YOUR OBJECTIVE: Isolate every line in the records below with "consorciobarragem" in it.

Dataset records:
-=-=-

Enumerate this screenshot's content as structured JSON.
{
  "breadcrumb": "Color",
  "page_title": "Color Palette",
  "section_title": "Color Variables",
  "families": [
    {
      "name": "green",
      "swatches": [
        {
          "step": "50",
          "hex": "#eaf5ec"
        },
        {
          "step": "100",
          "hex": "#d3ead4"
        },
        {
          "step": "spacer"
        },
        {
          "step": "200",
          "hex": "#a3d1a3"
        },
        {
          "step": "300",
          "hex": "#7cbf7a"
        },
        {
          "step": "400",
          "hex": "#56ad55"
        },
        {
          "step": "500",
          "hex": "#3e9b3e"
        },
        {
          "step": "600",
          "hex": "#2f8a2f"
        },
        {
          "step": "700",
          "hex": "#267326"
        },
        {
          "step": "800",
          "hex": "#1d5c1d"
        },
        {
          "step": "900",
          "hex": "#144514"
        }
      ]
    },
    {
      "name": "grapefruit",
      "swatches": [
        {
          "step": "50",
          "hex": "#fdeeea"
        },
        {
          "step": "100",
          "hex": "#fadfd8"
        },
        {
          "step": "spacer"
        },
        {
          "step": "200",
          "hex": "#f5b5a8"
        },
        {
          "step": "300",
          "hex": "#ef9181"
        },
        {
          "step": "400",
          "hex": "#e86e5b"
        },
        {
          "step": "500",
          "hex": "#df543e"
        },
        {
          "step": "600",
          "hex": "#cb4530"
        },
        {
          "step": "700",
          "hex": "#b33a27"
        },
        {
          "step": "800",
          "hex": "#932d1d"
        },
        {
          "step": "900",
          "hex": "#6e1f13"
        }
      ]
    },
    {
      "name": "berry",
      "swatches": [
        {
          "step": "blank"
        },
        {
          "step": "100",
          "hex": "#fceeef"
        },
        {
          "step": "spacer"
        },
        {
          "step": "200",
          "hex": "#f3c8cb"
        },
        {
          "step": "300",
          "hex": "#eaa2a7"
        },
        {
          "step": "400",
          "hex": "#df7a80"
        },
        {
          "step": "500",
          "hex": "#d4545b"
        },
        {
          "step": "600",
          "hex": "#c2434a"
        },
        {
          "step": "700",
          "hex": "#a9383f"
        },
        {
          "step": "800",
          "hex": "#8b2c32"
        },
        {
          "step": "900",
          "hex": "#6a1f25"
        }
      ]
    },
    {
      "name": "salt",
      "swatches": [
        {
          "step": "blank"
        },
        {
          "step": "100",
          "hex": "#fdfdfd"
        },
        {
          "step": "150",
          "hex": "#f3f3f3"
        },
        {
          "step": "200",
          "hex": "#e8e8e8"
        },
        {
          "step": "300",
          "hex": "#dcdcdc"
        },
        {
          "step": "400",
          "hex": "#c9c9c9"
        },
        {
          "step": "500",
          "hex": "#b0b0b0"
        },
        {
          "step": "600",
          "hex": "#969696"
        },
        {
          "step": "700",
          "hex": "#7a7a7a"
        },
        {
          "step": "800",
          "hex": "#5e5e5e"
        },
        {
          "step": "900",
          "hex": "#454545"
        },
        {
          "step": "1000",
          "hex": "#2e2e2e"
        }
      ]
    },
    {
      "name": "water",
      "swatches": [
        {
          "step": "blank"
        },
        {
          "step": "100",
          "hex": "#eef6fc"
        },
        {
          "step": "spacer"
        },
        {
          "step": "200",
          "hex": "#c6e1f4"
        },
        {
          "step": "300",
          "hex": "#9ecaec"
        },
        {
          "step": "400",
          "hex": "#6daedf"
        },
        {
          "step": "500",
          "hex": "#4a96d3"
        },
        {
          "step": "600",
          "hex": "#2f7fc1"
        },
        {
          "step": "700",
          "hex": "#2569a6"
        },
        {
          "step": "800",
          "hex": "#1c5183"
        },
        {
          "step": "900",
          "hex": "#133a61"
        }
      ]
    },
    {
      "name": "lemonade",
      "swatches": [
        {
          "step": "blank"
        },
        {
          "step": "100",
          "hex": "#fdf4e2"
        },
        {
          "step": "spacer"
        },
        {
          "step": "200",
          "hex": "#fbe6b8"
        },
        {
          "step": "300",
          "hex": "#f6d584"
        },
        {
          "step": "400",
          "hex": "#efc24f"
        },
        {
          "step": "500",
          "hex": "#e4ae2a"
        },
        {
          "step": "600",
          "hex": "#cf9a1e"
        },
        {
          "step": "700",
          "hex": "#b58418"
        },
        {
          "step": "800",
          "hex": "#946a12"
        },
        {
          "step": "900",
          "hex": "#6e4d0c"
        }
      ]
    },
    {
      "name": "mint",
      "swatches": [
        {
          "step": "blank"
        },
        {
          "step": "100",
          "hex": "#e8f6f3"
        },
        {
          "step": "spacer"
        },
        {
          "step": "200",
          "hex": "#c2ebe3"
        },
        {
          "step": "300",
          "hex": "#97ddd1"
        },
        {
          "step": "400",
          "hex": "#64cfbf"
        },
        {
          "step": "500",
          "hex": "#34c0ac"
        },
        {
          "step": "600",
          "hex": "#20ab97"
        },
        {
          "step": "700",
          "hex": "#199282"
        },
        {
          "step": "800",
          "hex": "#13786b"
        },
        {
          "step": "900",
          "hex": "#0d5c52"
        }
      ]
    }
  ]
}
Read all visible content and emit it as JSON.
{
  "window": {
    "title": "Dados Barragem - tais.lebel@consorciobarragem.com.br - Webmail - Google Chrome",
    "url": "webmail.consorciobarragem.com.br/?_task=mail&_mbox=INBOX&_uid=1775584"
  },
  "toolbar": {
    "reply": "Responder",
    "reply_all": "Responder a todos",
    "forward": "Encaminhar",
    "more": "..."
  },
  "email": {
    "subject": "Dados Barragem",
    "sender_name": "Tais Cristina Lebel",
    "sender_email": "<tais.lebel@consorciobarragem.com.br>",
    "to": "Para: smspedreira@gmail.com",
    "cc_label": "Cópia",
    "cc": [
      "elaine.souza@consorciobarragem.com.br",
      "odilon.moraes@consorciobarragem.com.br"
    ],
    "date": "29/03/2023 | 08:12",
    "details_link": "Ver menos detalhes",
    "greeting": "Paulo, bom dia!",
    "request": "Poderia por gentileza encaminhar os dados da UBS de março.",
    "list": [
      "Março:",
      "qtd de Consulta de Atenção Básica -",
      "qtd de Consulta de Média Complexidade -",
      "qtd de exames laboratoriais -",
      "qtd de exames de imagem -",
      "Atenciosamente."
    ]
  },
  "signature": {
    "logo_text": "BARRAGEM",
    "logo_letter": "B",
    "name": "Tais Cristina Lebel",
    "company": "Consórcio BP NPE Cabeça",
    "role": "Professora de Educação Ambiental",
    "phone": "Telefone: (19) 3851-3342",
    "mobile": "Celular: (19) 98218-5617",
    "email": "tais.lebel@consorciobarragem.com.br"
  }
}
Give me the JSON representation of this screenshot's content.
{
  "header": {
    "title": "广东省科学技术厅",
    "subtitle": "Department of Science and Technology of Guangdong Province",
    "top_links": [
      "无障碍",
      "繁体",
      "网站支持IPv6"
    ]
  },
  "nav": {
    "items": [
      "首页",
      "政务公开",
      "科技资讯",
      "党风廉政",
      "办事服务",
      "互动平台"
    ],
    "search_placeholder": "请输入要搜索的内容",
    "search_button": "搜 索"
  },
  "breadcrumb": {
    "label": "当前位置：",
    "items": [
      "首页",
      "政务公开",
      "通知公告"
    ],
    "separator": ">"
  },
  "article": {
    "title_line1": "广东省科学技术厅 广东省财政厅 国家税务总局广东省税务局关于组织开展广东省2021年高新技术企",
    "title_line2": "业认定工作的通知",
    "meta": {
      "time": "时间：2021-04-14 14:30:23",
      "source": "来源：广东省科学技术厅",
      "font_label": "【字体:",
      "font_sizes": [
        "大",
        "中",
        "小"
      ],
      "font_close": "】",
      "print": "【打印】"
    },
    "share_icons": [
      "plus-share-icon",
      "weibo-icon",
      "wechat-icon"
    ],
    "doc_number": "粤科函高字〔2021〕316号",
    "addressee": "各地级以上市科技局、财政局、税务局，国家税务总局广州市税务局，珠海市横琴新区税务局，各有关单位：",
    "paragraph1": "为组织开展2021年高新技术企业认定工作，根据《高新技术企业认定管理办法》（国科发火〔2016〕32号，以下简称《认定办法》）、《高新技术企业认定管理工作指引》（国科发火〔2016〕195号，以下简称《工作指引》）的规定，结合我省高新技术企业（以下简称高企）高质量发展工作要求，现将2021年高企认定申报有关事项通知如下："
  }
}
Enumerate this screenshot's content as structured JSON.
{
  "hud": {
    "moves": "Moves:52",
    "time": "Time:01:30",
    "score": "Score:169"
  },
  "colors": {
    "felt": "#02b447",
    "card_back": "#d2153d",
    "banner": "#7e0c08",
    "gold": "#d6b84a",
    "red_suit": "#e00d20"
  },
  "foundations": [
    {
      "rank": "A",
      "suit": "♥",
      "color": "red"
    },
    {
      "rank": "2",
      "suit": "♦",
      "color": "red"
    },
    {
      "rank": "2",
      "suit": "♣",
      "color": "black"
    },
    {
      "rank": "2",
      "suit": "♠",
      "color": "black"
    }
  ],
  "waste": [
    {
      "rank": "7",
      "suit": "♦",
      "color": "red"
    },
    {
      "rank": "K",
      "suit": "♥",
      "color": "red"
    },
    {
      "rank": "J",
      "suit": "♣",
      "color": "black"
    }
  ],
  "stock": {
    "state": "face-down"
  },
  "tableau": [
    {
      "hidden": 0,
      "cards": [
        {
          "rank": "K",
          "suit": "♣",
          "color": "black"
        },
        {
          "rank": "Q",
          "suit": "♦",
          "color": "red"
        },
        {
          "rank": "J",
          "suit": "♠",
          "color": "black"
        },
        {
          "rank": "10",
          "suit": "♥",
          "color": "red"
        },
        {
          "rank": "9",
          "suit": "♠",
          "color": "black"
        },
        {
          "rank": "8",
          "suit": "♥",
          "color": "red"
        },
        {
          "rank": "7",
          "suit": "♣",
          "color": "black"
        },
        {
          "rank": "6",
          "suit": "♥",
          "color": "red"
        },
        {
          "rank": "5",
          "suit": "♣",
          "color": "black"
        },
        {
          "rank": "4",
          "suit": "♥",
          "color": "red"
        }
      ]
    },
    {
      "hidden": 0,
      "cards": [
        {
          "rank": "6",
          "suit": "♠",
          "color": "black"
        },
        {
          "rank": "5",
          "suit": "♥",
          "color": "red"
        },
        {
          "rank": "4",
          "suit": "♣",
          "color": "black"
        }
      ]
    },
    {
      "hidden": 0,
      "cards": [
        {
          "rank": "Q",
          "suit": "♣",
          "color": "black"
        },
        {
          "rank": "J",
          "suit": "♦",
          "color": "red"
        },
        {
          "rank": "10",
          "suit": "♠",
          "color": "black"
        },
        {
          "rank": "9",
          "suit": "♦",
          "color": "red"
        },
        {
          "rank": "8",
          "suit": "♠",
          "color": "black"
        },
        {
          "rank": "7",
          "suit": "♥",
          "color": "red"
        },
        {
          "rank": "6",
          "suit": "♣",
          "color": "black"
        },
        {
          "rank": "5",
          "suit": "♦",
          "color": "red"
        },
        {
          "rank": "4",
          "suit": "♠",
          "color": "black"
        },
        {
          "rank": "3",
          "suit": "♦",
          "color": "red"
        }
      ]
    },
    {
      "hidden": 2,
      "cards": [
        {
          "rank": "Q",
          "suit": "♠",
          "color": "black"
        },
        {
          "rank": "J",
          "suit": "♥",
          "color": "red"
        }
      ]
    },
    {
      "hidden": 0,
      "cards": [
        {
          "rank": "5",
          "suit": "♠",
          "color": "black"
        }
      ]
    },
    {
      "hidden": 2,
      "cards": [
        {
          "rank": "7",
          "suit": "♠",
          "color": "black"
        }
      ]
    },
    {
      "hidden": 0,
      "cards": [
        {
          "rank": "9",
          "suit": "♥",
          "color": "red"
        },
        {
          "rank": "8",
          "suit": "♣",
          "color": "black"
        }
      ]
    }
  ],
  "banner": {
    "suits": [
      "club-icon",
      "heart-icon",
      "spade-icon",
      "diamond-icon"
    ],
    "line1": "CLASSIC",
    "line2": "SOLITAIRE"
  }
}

-=-=-

SOLUTION FOR THIS EXERCISE:
    "title": "Dados Barragem - tais.lebel@consorciobarragem.com.br - Webmail - Google Chrome",
    "url": "webmail.consorciobarragem.com.br/?_task=mail&_mbox=INBOX&_uid=1775584"
    "sender_email": "<tais.lebel@consorciobarragem.com.br>",
      "elaine.souza@consorciobarragem.com.br",
      "odilon.moraes@consorciobarragem.com.br"
    "email": "tais.lebel@consorciobarragem.com.br"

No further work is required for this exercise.